### ENTRIES SUPPLIED
╔══

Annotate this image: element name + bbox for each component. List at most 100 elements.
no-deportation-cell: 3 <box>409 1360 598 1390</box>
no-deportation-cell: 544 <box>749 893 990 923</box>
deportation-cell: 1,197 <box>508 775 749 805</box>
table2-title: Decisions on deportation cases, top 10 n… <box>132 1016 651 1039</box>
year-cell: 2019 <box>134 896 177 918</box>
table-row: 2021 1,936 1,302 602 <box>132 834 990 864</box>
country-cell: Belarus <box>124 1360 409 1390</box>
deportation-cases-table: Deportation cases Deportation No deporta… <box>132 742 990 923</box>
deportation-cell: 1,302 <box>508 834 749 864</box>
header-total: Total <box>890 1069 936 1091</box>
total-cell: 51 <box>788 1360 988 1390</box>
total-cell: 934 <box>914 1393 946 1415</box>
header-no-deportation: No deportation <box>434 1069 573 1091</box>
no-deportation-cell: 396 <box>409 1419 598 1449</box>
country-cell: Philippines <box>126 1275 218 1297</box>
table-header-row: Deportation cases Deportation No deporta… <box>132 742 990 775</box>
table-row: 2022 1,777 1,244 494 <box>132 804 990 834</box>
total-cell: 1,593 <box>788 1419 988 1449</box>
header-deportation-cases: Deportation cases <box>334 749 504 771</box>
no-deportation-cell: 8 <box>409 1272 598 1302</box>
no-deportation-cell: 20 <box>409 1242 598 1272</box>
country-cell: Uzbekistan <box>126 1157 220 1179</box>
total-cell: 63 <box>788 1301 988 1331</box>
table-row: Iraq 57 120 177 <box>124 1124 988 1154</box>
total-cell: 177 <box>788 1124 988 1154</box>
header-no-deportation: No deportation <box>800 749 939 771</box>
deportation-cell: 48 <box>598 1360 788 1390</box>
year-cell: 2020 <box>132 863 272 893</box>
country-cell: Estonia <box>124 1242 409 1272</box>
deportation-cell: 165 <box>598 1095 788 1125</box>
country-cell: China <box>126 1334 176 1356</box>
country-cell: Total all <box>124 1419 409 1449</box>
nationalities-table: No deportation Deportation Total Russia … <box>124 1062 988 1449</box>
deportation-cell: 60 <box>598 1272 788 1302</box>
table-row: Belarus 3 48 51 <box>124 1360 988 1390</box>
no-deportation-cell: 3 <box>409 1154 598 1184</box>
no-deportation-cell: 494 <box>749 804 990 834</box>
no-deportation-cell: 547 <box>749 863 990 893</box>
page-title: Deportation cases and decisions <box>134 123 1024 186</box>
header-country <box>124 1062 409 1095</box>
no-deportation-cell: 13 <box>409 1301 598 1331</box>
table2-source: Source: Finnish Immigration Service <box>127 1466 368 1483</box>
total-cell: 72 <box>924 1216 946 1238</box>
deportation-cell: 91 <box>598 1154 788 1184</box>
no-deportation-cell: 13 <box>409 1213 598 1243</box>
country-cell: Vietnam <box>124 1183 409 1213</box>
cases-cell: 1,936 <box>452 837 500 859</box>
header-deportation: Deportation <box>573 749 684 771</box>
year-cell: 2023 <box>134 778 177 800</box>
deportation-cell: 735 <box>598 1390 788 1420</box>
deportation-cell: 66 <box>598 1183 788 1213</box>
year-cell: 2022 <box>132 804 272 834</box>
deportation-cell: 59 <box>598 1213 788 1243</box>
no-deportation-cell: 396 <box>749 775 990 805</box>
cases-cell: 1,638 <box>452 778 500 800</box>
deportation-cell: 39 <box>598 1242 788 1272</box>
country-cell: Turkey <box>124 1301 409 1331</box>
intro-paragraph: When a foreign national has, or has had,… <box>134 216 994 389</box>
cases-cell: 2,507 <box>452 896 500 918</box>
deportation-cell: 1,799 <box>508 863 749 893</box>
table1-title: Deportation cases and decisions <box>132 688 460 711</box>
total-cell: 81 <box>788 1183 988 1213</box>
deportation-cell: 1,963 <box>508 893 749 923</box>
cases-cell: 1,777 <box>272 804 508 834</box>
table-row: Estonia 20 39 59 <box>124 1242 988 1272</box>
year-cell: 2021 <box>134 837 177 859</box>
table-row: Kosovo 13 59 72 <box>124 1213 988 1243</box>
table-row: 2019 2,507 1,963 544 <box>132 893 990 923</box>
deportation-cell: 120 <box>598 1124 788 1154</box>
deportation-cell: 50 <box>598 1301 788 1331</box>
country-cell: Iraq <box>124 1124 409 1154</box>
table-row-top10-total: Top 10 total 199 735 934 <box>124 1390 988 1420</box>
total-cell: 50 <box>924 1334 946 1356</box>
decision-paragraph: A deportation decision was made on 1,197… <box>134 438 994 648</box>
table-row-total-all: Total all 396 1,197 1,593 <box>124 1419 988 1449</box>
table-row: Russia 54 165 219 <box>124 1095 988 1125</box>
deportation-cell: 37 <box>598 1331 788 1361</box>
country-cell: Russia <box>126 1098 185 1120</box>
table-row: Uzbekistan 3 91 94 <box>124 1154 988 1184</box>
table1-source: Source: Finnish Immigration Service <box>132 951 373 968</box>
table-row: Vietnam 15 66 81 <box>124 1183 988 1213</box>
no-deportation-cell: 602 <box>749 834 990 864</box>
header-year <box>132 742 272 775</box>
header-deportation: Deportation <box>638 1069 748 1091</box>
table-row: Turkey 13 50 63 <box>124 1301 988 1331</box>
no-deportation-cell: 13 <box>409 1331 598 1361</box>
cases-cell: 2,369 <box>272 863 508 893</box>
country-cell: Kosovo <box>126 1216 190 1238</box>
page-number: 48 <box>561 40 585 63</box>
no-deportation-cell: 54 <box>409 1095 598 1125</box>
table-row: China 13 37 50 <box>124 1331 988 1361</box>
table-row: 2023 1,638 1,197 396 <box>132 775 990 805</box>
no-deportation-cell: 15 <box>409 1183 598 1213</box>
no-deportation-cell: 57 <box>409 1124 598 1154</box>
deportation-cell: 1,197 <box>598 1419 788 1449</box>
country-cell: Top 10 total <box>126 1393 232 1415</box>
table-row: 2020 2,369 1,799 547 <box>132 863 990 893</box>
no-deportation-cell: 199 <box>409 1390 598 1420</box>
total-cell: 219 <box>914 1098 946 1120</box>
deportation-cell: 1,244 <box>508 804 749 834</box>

╚══

### WRITTEN TASK
Turn each line of the entries above into a JSON list of strings, with one string per line and no blank lines.

### OUTPUT BELOW
[
  "Annotate this image: element name + bbox for each component. List at most 100 elements.",
  "no-deportation-cell: 3 <box>409 1360 598 1390</box>",
  "no-deportation-cell: 544 <box>749 893 990 923</box>",
  "deportation-cell: 1,197 <box>508 775 749 805</box>",
  "table2-title: Decisions on deportation cases, top 10 n… <box>132 1016 651 1039</box>",
  "year-cell: 2019 <box>134 896 177 918</box>",
  "table-row: 2021 1,936 1,302 602 <box>132 834 990 864</box>",
  "country-cell: Belarus <box>124 1360 409 1390</box>",
  "deportation-cases-table: Deportation cases Deportation No deporta… <box>132 742 990 923</box>",
  "deportation-cell: 1,302 <box>508 834 749 864</box>",
  "header-total: Total <box>890 1069 936 1091</box>",
  "total-cell: 51 <box>788 1360 988 1390</box>",
  "total-cell: 934 <box>914 1393 946 1415</box>",
  "header-no-deportation: No deportation <box>434 1069 573 1091</box>",
  "no-deportation-cell: 396 <box>409 1419 598 1449</box>",
  "country-cell: Philippines <box>126 1275 218 1297</box>",
  "table-header-row: Deportation cases Deportation No deporta… <box>132 742 990 775</box>",
  "table-row: 2022 1,777 1,244 494 <box>132 804 990 834</box>",
  "total-cell: 1,593 <box>788 1419 988 1449</box>",
  "header-deportation-cases: Deportation cases <box>334 749 504 771</box>",
  "no-deportation-cell: 8 <box>409 1272 598 1302</box>",
  "no-deportation-cell: 20 <box>409 1242 598 1272</box>",
  "country-cell: Uzbekistan <box>126 1157 220 1179</box>",
  "total-cell: 63 <box>788 1301 988 1331</box>",
  "table-row: Iraq 57 120 177 <box>124 1124 988 1154</box>",
  "total-cell: 177 <box>788 1124 988 1154</box>",
  "header-no-deportation: No deportation <box>800 749 939 771</box>",
  "deportation-cell: 48 <box>598 1360 788 1390</box>",
  "year-cell: 2020 <box>132 863 272 893</box>",
  "country-cell: Estonia <box>124 1242 409 1272</box>",
  "deportation-cell: 165 <box>598 1095 788 1125</box>",
  "country-cell: China <box>126 1334 176 1356</box>",
  "country-cell: Total all <box>124 1419 409 1449</box>",
  "nationalities-table: No deportation Deportation Total Russia … <box>124 1062 988 1449</box>",
  "deportation-cell: 60 <box>598 1272 788 1302</box>",
  "table-row: Belarus 3 48 51 <box>124 1360 988 1390</box>",
  "no-deportation-cell: 3 <box>409 1154 598 1184</box>",
  "no-deportation-cell: 494 <box>749 804 990 834</box>",
  "no-deportation-cell: 547 <box>749 863 990 893</box>",
  "page-title: Deportation cases and decisions <box>134 123 1024 186</box>",
  "header-country <box>124 1062 409 1095</box>",
  "no-deportation-cell: 13 <box>409 1301 598 1331</box>",
  "table2-source: Source: Finnish Immigration Service <box>127 1466 368 1483</box>",
  "total-cell: 72 <box>924 1216 946 1238</box>",
  "deportation-cell: 91 <box>598 1154 788 1184</box>",
  "no-deportation-cell: 13 <box>409 1213 598 1243</box>",
  "country-cell: Vietnam <box>124 1183 409 1213</box>",
  "cases-cell: 1,936 <box>452 837 500 859</box>",
  "header-deportation: Deportation <box>573 749 684 771</box>",
  "year-cell: 2023 <box>134 778 177 800</box>",
  "deportation-cell: 735 <box>598 1390 788 1420</box>",
  "deportation-cell: 66 <box>598 1183 788 1213</box>",
  "year-cell: 2022 <box>132 804 272 834</box>",
  "deportation-cell: 59 <box>598 1213 788 1243</box>",
  "no-deportation-cell: 396 <box>749 775 990 805</box>",
  "cases-cell: 1,638 <box>452 778 500 800</box>",
  "deportation-cell: 39 <box>598 1242 788 1272</box>",
  "country-cell: Turkey <box>124 1301 409 1331</box>",
  "intro-paragraph: When a foreign national has, or has had,… <box>134 216 994 389</box>",
  "cases-cell: 2,507 <box>452 896 500 918</box>",
  "deportation-cell: 1,799 <box>508 863 749 893</box>",
  "table1-title: Deportation cases and decisions <box>132 688 460 711</box>",
  "total-cell: 81 <box>788 1183 988 1213</box>",
  "deportation-cell: 1,963 <box>508 893 749 923</box>",
  "cases-cell: 1,777 <box>272 804 508 834</box>",
  "table-row: Estonia 20 39 59 <box>124 1242 988 1272</box>",
  "year-cell: 2021 <box>134 837 177 859</box>",
  "table-row: Kosovo 13 59 72 <box>124 1213 988 1243</box>",
  "table-row: 2019 2,507 1,963 544 <box>132 893 990 923</box>",
  "deportation-cell: 120 <box>598 1124 788 1154</box>",
  "deportation-cell: 50 <box>598 1301 788 1331</box>",
  "country-cell: Iraq <box>124 1124 409 1154</box>",
  "table-row-top10-total: Top 10 total 199 735 934 <box>124 1390 988 1420</box>",
  "total-cell: 50 <box>924 1334 946 1356</box>",
  "decision-paragraph: A deportation decision was made on 1,197… <box>134 438 994 648</box>",
  "table-row-total-all: Total all 396 1,197 1,593 <box>124 1419 988 1449</box>",
  "table-row: Russia 54 165 219 <box>124 1095 988 1125</box>",
  "deportation-cell: 37 <box>598 1331 788 1361</box>",
  "country-cell: Russia <box>126 1098 185 1120</box>",
  "table-row: Uzbekistan 3 91 94 <box>124 1154 988 1184</box>",
  "table1-source: Source: Finnish Immigration Service <box>132 951 373 968</box>",
  "table-row: Vietnam 15 66 81 <box>124 1183 988 1213</box>",
  "no-deportation-cell: 602 <box>749 834 990 864</box>",
  "header-year <box>132 742 272 775</box>",
  "header-deportation: Deportation <box>638 1069 748 1091</box>",
  "table-row: Turkey 13 50 63 <box>124 1301 988 1331</box>",
  "no-deportation-cell: 13 <box>409 1331 598 1361</box>",
  "cases-cell: 2,369 <box>272 863 508 893</box>",
  "country-cell: Kosovo <box>126 1216 190 1238</box>",
  "page-number: 48 <box>561 40 585 63</box>",
  "no-deportation-cell: 54 <box>409 1095 598 1125</box>",
  "table-row: China 13 37 50 <box>124 1331 988 1361</box>",
  "table-row: 2023 1,638 1,197 396 <box>132 775 990 805</box>",
  "no-deportation-cell: 15 <box>409 1183 598 1213</box>",
  "no-deportation-cell: 57 <box>409 1124 598 1154</box>",
  "deportation-cell: 1,197 <box>598 1419 788 1449</box>",
  "country-cell: Top 10 total <box>126 1393 232 1415</box>",
  "table-row: 2020 2,369 1,799 547 <box>132 863 990 893</box>",
  "no-deportation-cell: 199 <box>409 1390 598 1420</box>",
  "total-cell: 219 <box>914 1098 946 1120</box>",
  "deportation-cell: 1,244 <box>508 804 749 834</box>"
]